— START Records for this exercise —

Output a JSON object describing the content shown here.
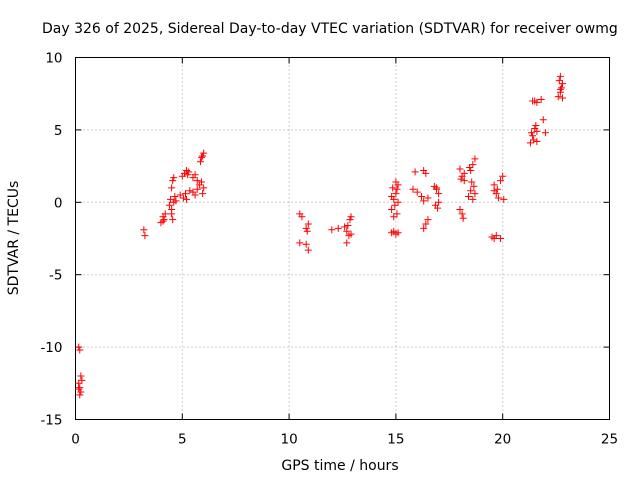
{
  "chart_data": {
    "type": "scatter",
    "title": "Day 326 of 2025, Sidereal Day-to-day VTEC variation (SDTVAR) for receiver owmg",
    "xlabel": "GPS time / hours",
    "ylabel": "SDTVAR / TECUs",
    "xlim": [
      0,
      25
    ],
    "ylim": [
      -15,
      10
    ],
    "xticks": [
      "0",
      "5",
      "10",
      "15",
      "20",
      "25"
    ],
    "yticks": [
      "-15",
      "-10",
      "-5",
      "0",
      "5",
      "10"
    ],
    "xtick_values": [
      0,
      5,
      10,
      15,
      20,
      25
    ],
    "ytick_values": [
      -15,
      -10,
      -5,
      0,
      5,
      10
    ],
    "grid": true,
    "marker": "plus",
    "color": "#ff0000",
    "series": [
      {
        "name": "SDTVAR",
        "points": [
          [
            0.15,
            -10.0
          ],
          [
            0.2,
            -10.2
          ],
          [
            0.25,
            -12.0
          ],
          [
            0.15,
            -12.5
          ],
          [
            0.2,
            -12.8
          ],
          [
            0.25,
            -13.1
          ],
          [
            0.2,
            -13.3
          ],
          [
            0.3,
            -12.3
          ],
          [
            0.15,
            -12.9
          ],
          [
            3.2,
            -1.9
          ],
          [
            3.25,
            -2.3
          ],
          [
            4.0,
            -1.4
          ],
          [
            4.1,
            -1.0
          ],
          [
            4.15,
            -1.2
          ],
          [
            4.2,
            -0.8
          ],
          [
            4.1,
            -1.3
          ],
          [
            4.4,
            -0.2
          ],
          [
            4.45,
            0.2
          ],
          [
            4.5,
            -0.5
          ],
          [
            4.55,
            -1.2
          ],
          [
            4.6,
            0.0
          ],
          [
            4.5,
            1.0
          ],
          [
            4.55,
            1.5
          ],
          [
            4.6,
            1.7
          ],
          [
            4.65,
            0.4
          ],
          [
            4.5,
            -0.8
          ],
          [
            4.7,
            0.1
          ],
          [
            4.9,
            0.5
          ],
          [
            5.0,
            1.8
          ],
          [
            5.1,
            2.0
          ],
          [
            5.2,
            2.2
          ],
          [
            5.3,
            2.1
          ],
          [
            5.05,
            0.3
          ],
          [
            5.15,
            0.6
          ],
          [
            5.25,
            1.9
          ],
          [
            5.35,
            0.8
          ],
          [
            5.2,
            0.2
          ],
          [
            5.5,
            1.7
          ],
          [
            5.6,
            1.9
          ],
          [
            5.7,
            1.5
          ],
          [
            5.8,
            1.2
          ],
          [
            5.6,
            0.5
          ],
          [
            5.7,
            0.9
          ],
          [
            5.9,
            1.4
          ],
          [
            5.95,
            0.6
          ],
          [
            5.5,
            0.7
          ],
          [
            6.0,
            1.0
          ],
          [
            5.85,
            2.8
          ],
          [
            5.9,
            3.1
          ],
          [
            6.0,
            3.4
          ],
          [
            5.95,
            3.2
          ],
          [
            10.5,
            -0.8
          ],
          [
            10.6,
            -1.0
          ],
          [
            10.5,
            -2.8
          ],
          [
            10.8,
            -2.9
          ],
          [
            10.9,
            -3.3
          ],
          [
            10.85,
            -2.0
          ],
          [
            10.9,
            -1.5
          ],
          [
            10.8,
            -1.8
          ],
          [
            12.0,
            -1.9
          ],
          [
            12.3,
            -1.8
          ],
          [
            12.6,
            -1.7
          ],
          [
            12.7,
            -2.0
          ],
          [
            12.8,
            -2.3
          ],
          [
            12.9,
            -2.2
          ],
          [
            12.7,
            -2.8
          ],
          [
            12.9,
            -1.0
          ],
          [
            12.85,
            -1.2
          ],
          [
            12.75,
            -1.6
          ],
          [
            14.8,
            -2.1
          ],
          [
            14.9,
            -2.0
          ],
          [
            15.0,
            -2.2
          ],
          [
            15.1,
            -2.1
          ],
          [
            14.8,
            -0.5
          ],
          [
            14.9,
            0.2
          ],
          [
            15.0,
            0.6
          ],
          [
            15.1,
            1.2
          ],
          [
            14.85,
            1.0
          ],
          [
            14.95,
            -0.2
          ],
          [
            15.05,
            -0.8
          ],
          [
            15.0,
            1.4
          ],
          [
            14.9,
            -1.0
          ],
          [
            15.1,
            0.0
          ],
          [
            14.8,
            0.4
          ],
          [
            15.05,
            0.9
          ],
          [
            15.8,
            0.9
          ],
          [
            15.9,
            2.1
          ],
          [
            16.0,
            0.7
          ],
          [
            16.2,
            0.4
          ],
          [
            16.3,
            2.2
          ],
          [
            16.4,
            2.0
          ],
          [
            16.5,
            0.3
          ],
          [
            16.3,
            -1.8
          ],
          [
            16.4,
            -1.5
          ],
          [
            16.5,
            -1.2
          ],
          [
            16.3,
            0.1
          ],
          [
            16.8,
            1.1
          ],
          [
            16.9,
            0.9
          ],
          [
            17.0,
            0.6
          ],
          [
            16.85,
            -0.2
          ],
          [
            16.95,
            -0.4
          ],
          [
            17.0,
            0.0
          ],
          [
            16.9,
            1.0
          ],
          [
            18.0,
            2.3
          ],
          [
            18.1,
            1.8
          ],
          [
            18.2,
            1.5
          ],
          [
            18.0,
            -0.5
          ],
          [
            18.1,
            -0.8
          ],
          [
            18.15,
            -1.1
          ],
          [
            18.05,
            1.6
          ],
          [
            18.2,
            2.0
          ],
          [
            18.4,
            0.4
          ],
          [
            18.5,
            0.8
          ],
          [
            18.6,
            2.6
          ],
          [
            18.7,
            3.0
          ],
          [
            18.55,
            1.4
          ],
          [
            18.65,
            1.1
          ],
          [
            18.5,
            2.2
          ],
          [
            18.7,
            0.6
          ],
          [
            18.6,
            0.2
          ],
          [
            18.45,
            2.4
          ],
          [
            19.5,
            -2.4
          ],
          [
            19.6,
            -2.5
          ],
          [
            19.7,
            -2.3
          ],
          [
            19.9,
            -2.5
          ],
          [
            19.6,
            1.2
          ],
          [
            19.7,
            0.6
          ],
          [
            19.8,
            0.3
          ],
          [
            19.9,
            1.5
          ],
          [
            20.0,
            1.8
          ],
          [
            20.05,
            0.2
          ],
          [
            19.75,
            0.9
          ],
          [
            19.6,
            0.8
          ],
          [
            21.3,
            4.1
          ],
          [
            21.4,
            4.6
          ],
          [
            21.5,
            5.1
          ],
          [
            21.6,
            4.9
          ],
          [
            21.45,
            4.3
          ],
          [
            21.55,
            5.3
          ],
          [
            21.35,
            4.8
          ],
          [
            21.6,
            4.2
          ],
          [
            21.5,
            7.0
          ],
          [
            21.4,
            7.0
          ],
          [
            21.6,
            6.9
          ],
          [
            21.8,
            7.1
          ],
          [
            21.9,
            5.7
          ],
          [
            22.0,
            4.8
          ],
          [
            22.6,
            7.3
          ],
          [
            22.7,
            7.6
          ],
          [
            22.8,
            8.2
          ],
          [
            22.7,
            8.7
          ],
          [
            22.75,
            7.9
          ],
          [
            22.65,
            8.4
          ],
          [
            22.8,
            7.2
          ],
          [
            22.7,
            7.8
          ]
        ]
      }
    ]
  }
}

— END Records for this exercise —

## [Work to be completed]
Extract the text of all the records above verbatim, excluding pictures.

## [Written solution]
Output a JSON object describing the content shown here.
{
  "chart_data": {
    "type": "scatter",
    "title": "Day 326 of 2025, Sidereal Day-to-day VTEC variation (SDTVAR) for receiver owmg",
    "xlabel": "GPS time / hours",
    "ylabel": "SDTVAR / TECUs",
    "xlim": [
      0,
      25
    ],
    "ylim": [
      -15,
      10
    ],
    "xticks": [
      "0",
      "5",
      "10",
      "15",
      "20",
      "25"
    ],
    "yticks": [
      "-15",
      "-10",
      "-5",
      "0",
      "5",
      "10"
    ],
    "xtick_values": [
      0,
      5,
      10,
      15,
      20,
      25
    ],
    "ytick_values": [
      -15,
      -10,
      -5,
      0,
      5,
      10
    ],
    "grid": true,
    "marker": "plus",
    "color": "#ff0000",
    "series": [
      {
        "name": "SDTVAR",
        "points": [
          [
            0.15,
            -10.0
          ],
          [
            0.2,
            -10.2
          ],
          [
            0.25,
            -12.0
          ],
          [
            0.15,
            -12.5
          ],
          [
            0.2,
            -12.8
          ],
          [
            0.25,
            -13.1
          ],
          [
            0.2,
            -13.3
          ],
          [
            0.3,
            -12.3
          ],
          [
            0.15,
            -12.9
          ],
          [
            3.2,
            -1.9
          ],
          [
            3.25,
            -2.3
          ],
          [
            4.0,
            -1.4
          ],
          [
            4.1,
            -1.0
          ],
          [
            4.15,
            -1.2
          ],
          [
            4.2,
            -0.8
          ],
          [
            4.1,
            -1.3
          ],
          [
            4.4,
            -0.2
          ],
          [
            4.45,
            0.2
          ],
          [
            4.5,
            -0.5
          ],
          [
            4.55,
            -1.2
          ],
          [
            4.6,
            0.0
          ],
          [
            4.5,
            1.0
          ],
          [
            4.55,
            1.5
          ],
          [
            4.6,
            1.7
          ],
          [
            4.65,
            0.4
          ],
          [
            4.5,
            -0.8
          ],
          [
            4.7,
            0.1
          ],
          [
            4.9,
            0.5
          ],
          [
            5.0,
            1.8
          ],
          [
            5.1,
            2.0
          ],
          [
            5.2,
            2.2
          ],
          [
            5.3,
            2.1
          ],
          [
            5.05,
            0.3
          ],
          [
            5.15,
            0.6
          ],
          [
            5.25,
            1.9
          ],
          [
            5.35,
            0.8
          ],
          [
            5.2,
            0.2
          ],
          [
            5.5,
            1.7
          ],
          [
            5.6,
            1.9
          ],
          [
            5.7,
            1.5
          ],
          [
            5.8,
            1.2
          ],
          [
            5.6,
            0.5
          ],
          [
            5.7,
            0.9
          ],
          [
            5.9,
            1.4
          ],
          [
            5.95,
            0.6
          ],
          [
            5.5,
            0.7
          ],
          [
            6.0,
            1.0
          ],
          [
            5.85,
            2.8
          ],
          [
            5.9,
            3.1
          ],
          [
            6.0,
            3.4
          ],
          [
            5.95,
            3.2
          ],
          [
            10.5,
            -0.8
          ],
          [
            10.6,
            -1.0
          ],
          [
            10.5,
            -2.8
          ],
          [
            10.8,
            -2.9
          ],
          [
            10.9,
            -3.3
          ],
          [
            10.85,
            -2.0
          ],
          [
            10.9,
            -1.5
          ],
          [
            10.8,
            -1.8
          ],
          [
            12.0,
            -1.9
          ],
          [
            12.3,
            -1.8
          ],
          [
            12.6,
            -1.7
          ],
          [
            12.7,
            -2.0
          ],
          [
            12.8,
            -2.3
          ],
          [
            12.9,
            -2.2
          ],
          [
            12.7,
            -2.8
          ],
          [
            12.9,
            -1.0
          ],
          [
            12.85,
            -1.2
          ],
          [
            12.75,
            -1.6
          ],
          [
            14.8,
            -2.1
          ],
          [
            14.9,
            -2.0
          ],
          [
            15.0,
            -2.2
          ],
          [
            15.1,
            -2.1
          ],
          [
            14.8,
            -0.5
          ],
          [
            14.9,
            0.2
          ],
          [
            15.0,
            0.6
          ],
          [
            15.1,
            1.2
          ],
          [
            14.85,
            1.0
          ],
          [
            14.95,
            -0.2
          ],
          [
            15.05,
            -0.8
          ],
          [
            15.0,
            1.4
          ],
          [
            14.9,
            -1.0
          ],
          [
            15.1,
            0.0
          ],
          [
            14.8,
            0.4
          ],
          [
            15.05,
            0.9
          ],
          [
            15.8,
            0.9
          ],
          [
            15.9,
            2.1
          ],
          [
            16.0,
            0.7
          ],
          [
            16.2,
            0.4
          ],
          [
            16.3,
            2.2
          ],
          [
            16.4,
            2.0
          ],
          [
            16.5,
            0.3
          ],
          [
            16.3,
            -1.8
          ],
          [
            16.4,
            -1.5
          ],
          [
            16.5,
            -1.2
          ],
          [
            16.3,
            0.1
          ],
          [
            16.8,
            1.1
          ],
          [
            16.9,
            0.9
          ],
          [
            17.0,
            0.6
          ],
          [
            16.85,
            -0.2
          ],
          [
            16.95,
            -0.4
          ],
          [
            17.0,
            0.0
          ],
          [
            16.9,
            1.0
          ],
          [
            18.0,
            2.3
          ],
          [
            18.1,
            1.8
          ],
          [
            18.2,
            1.5
          ],
          [
            18.0,
            -0.5
          ],
          [
            18.1,
            -0.8
          ],
          [
            18.15,
            -1.1
          ],
          [
            18.05,
            1.6
          ],
          [
            18.2,
            2.0
          ],
          [
            18.4,
            0.4
          ],
          [
            18.5,
            0.8
          ],
          [
            18.6,
            2.6
          ],
          [
            18.7,
            3.0
          ],
          [
            18.55,
            1.4
          ],
          [
            18.65,
            1.1
          ],
          [
            18.5,
            2.2
          ],
          [
            18.7,
            0.6
          ],
          [
            18.6,
            0.2
          ],
          [
            18.45,
            2.4
          ],
          [
            19.5,
            -2.4
          ],
          [
            19.6,
            -2.5
          ],
          [
            19.7,
            -2.3
          ],
          [
            19.9,
            -2.5
          ],
          [
            19.6,
            1.2
          ],
          [
            19.7,
            0.6
          ],
          [
            19.8,
            0.3
          ],
          [
            19.9,
            1.5
          ],
          [
            20.0,
            1.8
          ],
          [
            20.05,
            0.2
          ],
          [
            19.75,
            0.9
          ],
          [
            19.6,
            0.8
          ],
          [
            21.3,
            4.1
          ],
          [
            21.4,
            4.6
          ],
          [
            21.5,
            5.1
          ],
          [
            21.6,
            4.9
          ],
          [
            21.45,
            4.3
          ],
          [
            21.55,
            5.3
          ],
          [
            21.35,
            4.8
          ],
          [
            21.6,
            4.2
          ],
          [
            21.5,
            7.0
          ],
          [
            21.4,
            7.0
          ],
          [
            21.6,
            6.9
          ],
          [
            21.8,
            7.1
          ],
          [
            21.9,
            5.7
          ],
          [
            22.0,
            4.8
          ],
          [
            22.6,
            7.3
          ],
          [
            22.7,
            7.6
          ],
          [
            22.8,
            8.2
          ],
          [
            22.7,
            8.7
          ],
          [
            22.75,
            7.9
          ],
          [
            22.65,
            8.4
          ],
          [
            22.8,
            7.2
          ],
          [
            22.7,
            7.8
          ]
        ]
      }
    ]
  }
}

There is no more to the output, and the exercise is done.